- _EXERCISE OBJECTIVE_:
Give only the number of lines in the records below that contain the word "type".
--- BEGIN RECORDS FOR THE EXERCISE ---
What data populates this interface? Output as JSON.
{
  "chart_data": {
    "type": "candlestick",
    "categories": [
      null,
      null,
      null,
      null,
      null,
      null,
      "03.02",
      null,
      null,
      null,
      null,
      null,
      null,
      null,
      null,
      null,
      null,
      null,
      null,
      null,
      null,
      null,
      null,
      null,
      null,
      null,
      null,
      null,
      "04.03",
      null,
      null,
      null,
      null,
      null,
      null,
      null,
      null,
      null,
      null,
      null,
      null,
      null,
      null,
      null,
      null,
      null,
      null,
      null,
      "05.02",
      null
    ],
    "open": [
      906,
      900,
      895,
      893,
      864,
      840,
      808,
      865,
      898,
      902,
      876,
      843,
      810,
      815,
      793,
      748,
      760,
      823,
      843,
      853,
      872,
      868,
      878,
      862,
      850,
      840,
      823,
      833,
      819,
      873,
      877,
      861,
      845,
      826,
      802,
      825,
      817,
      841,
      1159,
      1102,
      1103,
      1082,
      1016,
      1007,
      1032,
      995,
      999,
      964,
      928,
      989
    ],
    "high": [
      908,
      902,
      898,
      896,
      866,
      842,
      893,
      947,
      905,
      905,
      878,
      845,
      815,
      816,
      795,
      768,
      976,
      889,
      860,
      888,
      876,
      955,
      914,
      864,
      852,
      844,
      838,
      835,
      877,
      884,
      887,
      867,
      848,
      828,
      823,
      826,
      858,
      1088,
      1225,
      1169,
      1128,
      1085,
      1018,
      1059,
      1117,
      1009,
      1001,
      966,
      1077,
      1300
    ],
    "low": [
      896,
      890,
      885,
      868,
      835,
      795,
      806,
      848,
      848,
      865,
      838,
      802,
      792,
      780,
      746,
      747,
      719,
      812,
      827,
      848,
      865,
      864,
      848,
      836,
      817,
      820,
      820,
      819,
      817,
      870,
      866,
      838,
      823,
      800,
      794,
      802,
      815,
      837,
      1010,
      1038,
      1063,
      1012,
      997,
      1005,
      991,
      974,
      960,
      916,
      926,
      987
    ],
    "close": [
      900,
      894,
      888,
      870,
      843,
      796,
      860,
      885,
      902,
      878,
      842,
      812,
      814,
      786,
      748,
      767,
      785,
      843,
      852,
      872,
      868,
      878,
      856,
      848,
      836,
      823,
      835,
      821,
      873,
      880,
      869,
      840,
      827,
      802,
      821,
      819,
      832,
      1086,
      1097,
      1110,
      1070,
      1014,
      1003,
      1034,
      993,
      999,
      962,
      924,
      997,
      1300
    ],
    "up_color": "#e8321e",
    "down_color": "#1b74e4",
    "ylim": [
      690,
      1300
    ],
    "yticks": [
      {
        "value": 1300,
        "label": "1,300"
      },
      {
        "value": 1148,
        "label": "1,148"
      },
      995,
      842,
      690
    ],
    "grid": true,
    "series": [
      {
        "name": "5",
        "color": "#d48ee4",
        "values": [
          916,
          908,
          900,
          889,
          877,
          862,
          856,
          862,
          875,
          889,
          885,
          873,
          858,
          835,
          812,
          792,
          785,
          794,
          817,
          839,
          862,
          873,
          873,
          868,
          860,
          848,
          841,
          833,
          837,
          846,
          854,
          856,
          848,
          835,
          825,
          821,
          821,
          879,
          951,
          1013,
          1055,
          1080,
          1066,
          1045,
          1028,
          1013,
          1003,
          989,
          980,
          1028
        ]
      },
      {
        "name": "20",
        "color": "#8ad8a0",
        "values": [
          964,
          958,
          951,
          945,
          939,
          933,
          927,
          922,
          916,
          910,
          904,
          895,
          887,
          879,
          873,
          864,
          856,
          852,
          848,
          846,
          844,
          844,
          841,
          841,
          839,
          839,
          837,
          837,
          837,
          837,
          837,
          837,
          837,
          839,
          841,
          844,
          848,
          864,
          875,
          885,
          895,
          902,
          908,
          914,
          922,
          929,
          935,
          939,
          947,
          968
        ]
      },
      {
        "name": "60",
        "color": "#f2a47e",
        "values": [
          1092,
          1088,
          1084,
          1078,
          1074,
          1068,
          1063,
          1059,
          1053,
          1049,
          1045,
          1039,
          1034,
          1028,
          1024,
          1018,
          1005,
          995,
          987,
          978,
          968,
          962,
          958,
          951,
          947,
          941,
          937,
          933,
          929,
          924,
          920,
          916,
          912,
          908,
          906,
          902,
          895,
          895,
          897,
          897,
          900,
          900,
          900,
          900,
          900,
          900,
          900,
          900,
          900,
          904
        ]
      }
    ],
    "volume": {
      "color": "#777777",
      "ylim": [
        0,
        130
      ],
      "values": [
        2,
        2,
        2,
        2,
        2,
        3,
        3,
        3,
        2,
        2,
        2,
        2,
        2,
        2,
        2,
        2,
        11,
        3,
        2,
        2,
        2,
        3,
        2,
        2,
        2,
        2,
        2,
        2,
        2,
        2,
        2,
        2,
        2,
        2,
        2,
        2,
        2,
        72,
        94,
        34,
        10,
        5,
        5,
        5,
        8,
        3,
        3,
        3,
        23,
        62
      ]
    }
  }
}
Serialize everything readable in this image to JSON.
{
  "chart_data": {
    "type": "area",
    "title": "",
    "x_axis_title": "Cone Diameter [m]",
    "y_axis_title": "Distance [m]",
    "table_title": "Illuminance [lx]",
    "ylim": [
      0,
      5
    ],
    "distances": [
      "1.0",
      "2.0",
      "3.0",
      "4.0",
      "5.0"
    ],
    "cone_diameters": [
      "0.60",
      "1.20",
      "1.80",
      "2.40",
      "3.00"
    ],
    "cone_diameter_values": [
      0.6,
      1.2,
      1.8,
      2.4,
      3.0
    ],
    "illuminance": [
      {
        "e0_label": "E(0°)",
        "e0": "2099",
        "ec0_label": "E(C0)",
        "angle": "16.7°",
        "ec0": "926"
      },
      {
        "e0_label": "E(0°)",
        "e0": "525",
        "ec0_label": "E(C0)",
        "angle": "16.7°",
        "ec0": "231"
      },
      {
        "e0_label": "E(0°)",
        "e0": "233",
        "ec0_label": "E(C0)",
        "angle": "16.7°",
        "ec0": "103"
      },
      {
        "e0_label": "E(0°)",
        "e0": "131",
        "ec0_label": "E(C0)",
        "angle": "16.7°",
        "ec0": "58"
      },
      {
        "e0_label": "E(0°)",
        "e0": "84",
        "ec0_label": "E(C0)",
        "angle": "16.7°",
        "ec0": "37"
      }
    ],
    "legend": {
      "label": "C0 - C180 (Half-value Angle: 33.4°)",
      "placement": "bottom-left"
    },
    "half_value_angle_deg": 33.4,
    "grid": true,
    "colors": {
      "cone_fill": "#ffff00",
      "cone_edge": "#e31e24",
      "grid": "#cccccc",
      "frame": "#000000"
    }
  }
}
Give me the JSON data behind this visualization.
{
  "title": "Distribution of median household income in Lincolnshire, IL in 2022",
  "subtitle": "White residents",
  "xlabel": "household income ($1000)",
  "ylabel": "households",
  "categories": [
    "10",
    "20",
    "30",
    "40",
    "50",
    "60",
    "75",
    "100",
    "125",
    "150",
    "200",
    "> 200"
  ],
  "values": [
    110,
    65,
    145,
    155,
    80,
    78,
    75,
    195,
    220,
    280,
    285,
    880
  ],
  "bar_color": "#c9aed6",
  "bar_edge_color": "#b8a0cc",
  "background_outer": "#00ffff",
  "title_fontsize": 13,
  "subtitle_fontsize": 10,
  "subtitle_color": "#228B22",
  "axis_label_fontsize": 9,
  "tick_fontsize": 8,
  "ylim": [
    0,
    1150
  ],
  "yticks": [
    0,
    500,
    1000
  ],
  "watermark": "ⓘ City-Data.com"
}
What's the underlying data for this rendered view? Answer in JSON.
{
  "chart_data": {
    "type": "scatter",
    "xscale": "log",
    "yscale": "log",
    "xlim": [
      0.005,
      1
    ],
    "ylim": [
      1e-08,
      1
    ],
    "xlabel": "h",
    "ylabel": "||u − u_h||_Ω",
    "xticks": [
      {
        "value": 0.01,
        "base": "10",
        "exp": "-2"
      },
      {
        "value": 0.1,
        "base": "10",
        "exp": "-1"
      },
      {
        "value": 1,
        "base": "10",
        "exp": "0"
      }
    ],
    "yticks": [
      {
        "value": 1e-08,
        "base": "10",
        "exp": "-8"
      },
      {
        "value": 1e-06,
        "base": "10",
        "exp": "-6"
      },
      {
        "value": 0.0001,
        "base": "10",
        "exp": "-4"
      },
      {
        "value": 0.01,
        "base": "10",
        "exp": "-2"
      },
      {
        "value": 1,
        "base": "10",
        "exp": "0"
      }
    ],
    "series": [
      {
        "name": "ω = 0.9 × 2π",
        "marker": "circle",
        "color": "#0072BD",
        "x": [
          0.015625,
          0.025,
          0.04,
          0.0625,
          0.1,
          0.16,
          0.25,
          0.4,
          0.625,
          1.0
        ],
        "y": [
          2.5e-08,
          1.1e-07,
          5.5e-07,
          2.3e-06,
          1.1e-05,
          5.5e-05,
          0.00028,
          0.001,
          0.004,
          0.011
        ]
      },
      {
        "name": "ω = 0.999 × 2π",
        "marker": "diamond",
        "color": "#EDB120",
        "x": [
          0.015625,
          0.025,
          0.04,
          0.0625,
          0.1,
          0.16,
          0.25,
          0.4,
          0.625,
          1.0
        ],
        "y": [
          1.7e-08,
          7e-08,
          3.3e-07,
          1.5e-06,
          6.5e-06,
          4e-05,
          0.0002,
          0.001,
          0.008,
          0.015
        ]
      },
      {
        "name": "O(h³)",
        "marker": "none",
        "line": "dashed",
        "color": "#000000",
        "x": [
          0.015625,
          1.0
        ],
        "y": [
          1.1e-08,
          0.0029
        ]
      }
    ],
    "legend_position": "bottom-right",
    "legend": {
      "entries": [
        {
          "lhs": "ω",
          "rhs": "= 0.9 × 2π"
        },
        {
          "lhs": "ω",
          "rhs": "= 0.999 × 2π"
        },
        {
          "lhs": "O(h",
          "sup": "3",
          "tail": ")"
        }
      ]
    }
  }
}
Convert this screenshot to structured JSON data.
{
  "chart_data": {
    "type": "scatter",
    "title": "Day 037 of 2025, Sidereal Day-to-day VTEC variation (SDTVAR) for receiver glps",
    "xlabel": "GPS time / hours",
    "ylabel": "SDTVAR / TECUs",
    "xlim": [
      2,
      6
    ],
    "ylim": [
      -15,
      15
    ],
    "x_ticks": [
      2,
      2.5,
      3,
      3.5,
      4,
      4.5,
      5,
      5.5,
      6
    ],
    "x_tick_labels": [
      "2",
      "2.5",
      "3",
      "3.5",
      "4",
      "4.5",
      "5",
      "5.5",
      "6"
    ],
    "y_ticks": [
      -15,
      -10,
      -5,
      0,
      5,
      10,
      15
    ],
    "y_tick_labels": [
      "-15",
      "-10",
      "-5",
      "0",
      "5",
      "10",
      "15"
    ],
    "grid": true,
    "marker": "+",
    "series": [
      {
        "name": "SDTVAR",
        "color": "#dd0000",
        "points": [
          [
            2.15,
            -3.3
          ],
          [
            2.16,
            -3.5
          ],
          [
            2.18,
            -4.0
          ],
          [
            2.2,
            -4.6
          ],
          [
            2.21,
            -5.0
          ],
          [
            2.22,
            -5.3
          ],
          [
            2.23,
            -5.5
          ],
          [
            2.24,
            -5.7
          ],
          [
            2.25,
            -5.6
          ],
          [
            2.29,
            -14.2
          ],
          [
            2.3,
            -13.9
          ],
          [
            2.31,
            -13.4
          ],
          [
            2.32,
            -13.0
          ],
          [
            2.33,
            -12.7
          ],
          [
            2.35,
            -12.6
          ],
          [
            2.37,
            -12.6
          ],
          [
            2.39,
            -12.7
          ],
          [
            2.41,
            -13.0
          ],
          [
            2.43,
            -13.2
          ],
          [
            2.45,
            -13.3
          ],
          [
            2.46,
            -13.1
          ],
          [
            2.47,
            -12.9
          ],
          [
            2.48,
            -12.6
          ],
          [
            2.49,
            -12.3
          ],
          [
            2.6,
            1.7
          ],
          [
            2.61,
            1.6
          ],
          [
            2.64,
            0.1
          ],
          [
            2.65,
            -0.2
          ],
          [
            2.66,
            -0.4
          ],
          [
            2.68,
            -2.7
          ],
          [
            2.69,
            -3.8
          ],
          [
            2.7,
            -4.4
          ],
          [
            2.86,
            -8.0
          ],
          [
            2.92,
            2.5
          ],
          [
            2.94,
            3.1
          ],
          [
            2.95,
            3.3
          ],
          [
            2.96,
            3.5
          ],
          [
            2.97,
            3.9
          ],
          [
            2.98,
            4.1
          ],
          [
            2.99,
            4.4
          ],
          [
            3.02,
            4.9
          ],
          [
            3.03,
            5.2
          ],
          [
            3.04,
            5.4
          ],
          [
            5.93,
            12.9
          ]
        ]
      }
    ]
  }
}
--- END RECORDS FOR THE EXERCISE ---
- _SOLUTION FOR THIS EXERCISE_:
4